▶ **Input**
—————
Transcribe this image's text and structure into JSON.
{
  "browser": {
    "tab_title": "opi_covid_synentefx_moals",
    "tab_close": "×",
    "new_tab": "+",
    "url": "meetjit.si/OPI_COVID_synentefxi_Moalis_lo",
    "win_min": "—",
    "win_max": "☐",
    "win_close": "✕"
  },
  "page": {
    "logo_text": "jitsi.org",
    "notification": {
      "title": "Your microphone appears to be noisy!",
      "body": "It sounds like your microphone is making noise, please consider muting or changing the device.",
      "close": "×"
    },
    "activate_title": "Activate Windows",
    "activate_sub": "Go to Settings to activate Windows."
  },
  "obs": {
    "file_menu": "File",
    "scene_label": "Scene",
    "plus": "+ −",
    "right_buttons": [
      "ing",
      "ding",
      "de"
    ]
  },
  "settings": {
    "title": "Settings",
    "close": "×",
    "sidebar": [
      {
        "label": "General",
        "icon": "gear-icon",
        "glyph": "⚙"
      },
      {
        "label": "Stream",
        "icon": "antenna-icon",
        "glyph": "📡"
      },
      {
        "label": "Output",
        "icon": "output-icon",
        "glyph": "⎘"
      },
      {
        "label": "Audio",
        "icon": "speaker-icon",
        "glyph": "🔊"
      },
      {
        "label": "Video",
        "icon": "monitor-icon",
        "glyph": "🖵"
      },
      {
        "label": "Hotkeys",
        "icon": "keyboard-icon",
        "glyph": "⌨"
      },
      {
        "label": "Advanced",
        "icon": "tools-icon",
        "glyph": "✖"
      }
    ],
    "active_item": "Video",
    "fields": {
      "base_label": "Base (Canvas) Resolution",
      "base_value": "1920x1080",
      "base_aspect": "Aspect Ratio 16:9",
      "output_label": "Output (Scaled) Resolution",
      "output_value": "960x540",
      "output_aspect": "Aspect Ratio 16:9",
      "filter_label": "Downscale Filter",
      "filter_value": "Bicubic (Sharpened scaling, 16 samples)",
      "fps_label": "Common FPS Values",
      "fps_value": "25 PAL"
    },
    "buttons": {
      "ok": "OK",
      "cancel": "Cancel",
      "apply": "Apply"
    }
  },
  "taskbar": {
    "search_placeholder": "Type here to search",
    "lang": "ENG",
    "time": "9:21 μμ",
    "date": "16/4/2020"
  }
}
—————
▶ **Stated task**
Pick out the lines above containing the word "Aspect", then copy them.

▶ **In response**
      "base_aspect": "Aspect Ratio 16:9",
      "output_aspect": "Aspect Ratio 16:9",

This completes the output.